> _TASK DIRECTIONS_
Your answer should hold every line of the records below that contains the string "this".

> _DATASET CONTENT_

____________

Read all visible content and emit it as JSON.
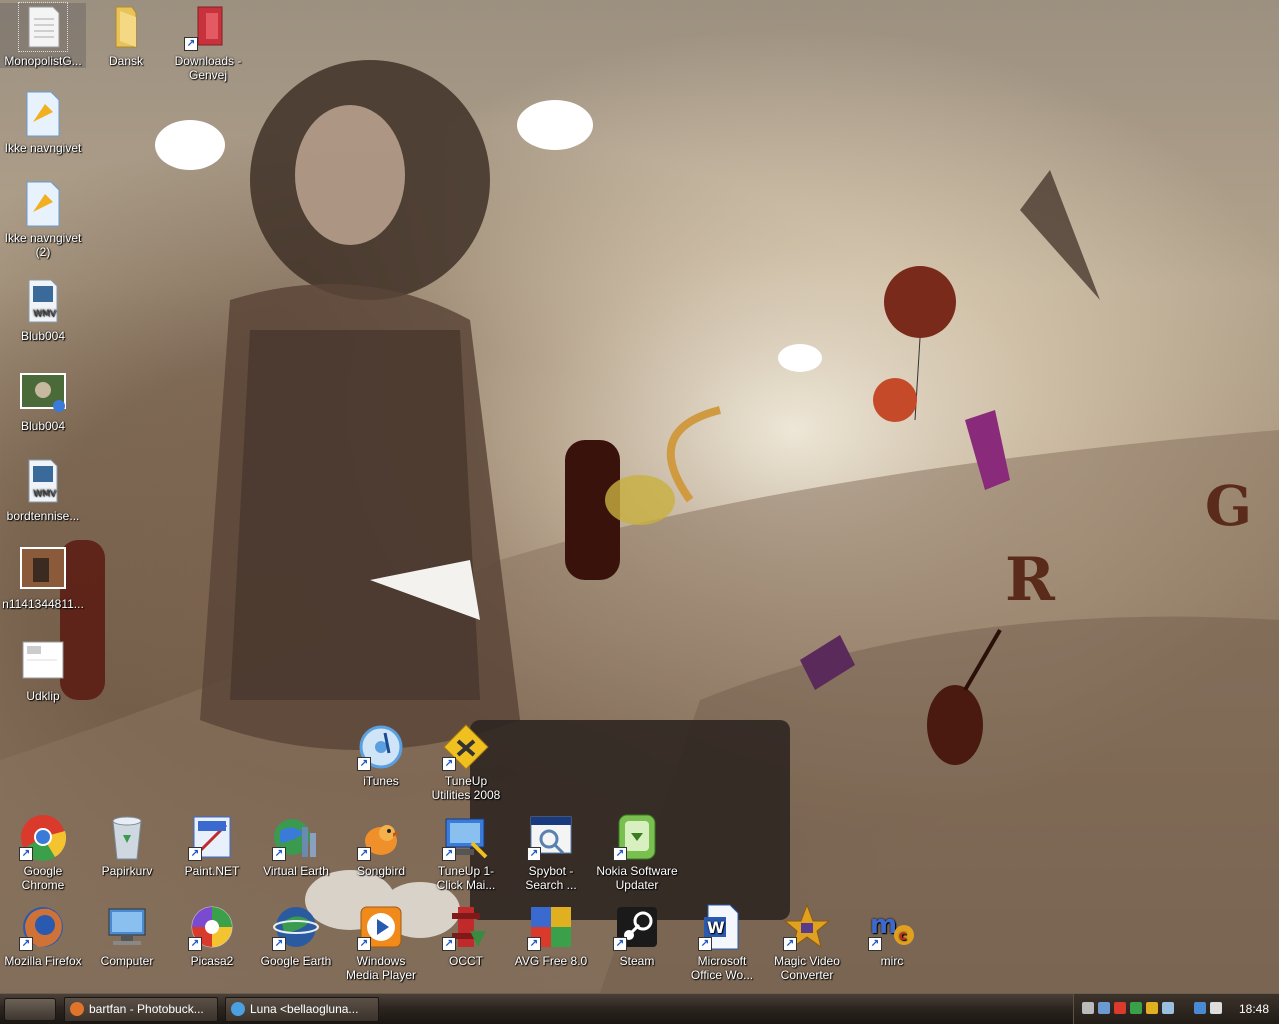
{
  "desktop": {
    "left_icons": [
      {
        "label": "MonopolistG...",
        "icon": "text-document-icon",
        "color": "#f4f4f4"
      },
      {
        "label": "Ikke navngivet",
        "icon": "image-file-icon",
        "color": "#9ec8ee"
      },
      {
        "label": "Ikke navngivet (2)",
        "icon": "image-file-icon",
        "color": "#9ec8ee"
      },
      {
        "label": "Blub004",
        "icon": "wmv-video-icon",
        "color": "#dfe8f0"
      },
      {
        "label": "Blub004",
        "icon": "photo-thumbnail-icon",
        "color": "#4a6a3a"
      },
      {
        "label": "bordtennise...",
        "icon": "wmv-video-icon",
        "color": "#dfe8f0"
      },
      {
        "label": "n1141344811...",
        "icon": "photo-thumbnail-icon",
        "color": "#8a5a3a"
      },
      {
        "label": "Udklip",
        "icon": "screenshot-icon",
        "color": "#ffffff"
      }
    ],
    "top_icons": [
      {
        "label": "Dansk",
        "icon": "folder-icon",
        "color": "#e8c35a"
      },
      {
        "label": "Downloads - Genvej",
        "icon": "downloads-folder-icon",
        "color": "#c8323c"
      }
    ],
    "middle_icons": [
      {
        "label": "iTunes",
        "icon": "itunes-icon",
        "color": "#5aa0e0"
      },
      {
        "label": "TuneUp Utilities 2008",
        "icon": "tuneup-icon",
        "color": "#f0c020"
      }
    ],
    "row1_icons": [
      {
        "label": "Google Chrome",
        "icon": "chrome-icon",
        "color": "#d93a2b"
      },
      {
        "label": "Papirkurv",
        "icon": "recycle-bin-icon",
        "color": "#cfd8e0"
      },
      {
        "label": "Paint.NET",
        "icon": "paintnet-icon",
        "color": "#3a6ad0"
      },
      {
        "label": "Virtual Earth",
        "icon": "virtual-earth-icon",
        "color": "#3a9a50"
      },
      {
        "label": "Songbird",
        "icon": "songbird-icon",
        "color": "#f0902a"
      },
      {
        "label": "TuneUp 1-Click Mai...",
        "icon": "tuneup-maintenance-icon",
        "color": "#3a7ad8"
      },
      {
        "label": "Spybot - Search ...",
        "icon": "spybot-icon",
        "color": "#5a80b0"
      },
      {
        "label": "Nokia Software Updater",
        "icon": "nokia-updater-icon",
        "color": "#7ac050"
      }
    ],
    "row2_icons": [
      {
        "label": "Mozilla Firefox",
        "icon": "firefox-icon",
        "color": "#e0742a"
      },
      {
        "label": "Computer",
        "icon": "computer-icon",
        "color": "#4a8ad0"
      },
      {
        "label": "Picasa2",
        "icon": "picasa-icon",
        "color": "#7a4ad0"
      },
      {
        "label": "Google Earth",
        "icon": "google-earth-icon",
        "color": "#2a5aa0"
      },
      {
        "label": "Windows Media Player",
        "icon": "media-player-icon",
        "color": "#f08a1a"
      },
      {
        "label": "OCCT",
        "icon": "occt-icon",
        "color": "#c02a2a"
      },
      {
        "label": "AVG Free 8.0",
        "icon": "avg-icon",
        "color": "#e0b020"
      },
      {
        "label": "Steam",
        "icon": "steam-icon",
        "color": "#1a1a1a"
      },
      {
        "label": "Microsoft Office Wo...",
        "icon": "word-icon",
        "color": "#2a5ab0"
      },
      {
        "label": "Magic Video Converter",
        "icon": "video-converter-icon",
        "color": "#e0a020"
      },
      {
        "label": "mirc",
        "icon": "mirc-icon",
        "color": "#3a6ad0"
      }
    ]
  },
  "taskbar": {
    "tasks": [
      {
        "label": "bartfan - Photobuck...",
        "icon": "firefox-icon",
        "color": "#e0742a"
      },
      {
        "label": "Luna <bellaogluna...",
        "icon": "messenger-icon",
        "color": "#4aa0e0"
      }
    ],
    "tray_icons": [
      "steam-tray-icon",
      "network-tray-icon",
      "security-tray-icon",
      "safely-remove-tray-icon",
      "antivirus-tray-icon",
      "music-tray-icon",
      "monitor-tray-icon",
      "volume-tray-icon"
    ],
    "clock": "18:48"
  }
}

____________

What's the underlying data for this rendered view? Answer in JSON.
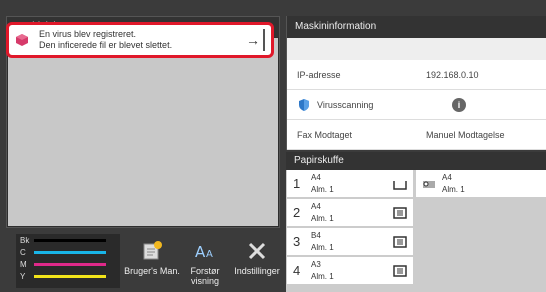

____________

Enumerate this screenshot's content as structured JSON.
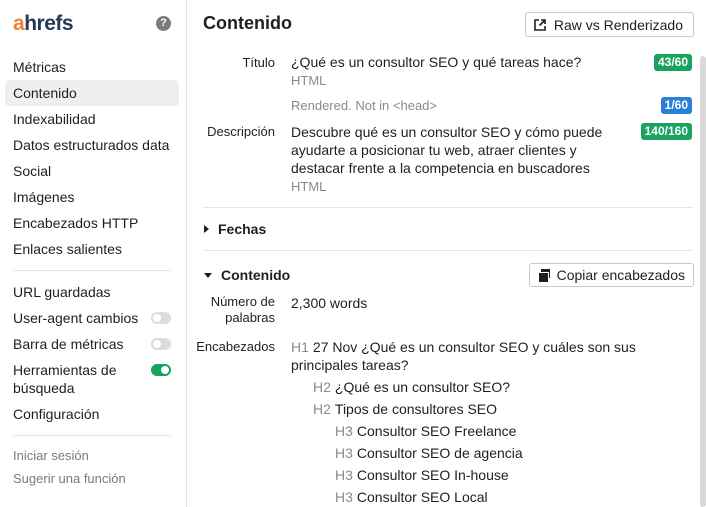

____________

> _ANSWER SPACE_
What's the underlying data for this rendered view? Answer in JSON.
Enumerate this screenshot's content as structured JSON.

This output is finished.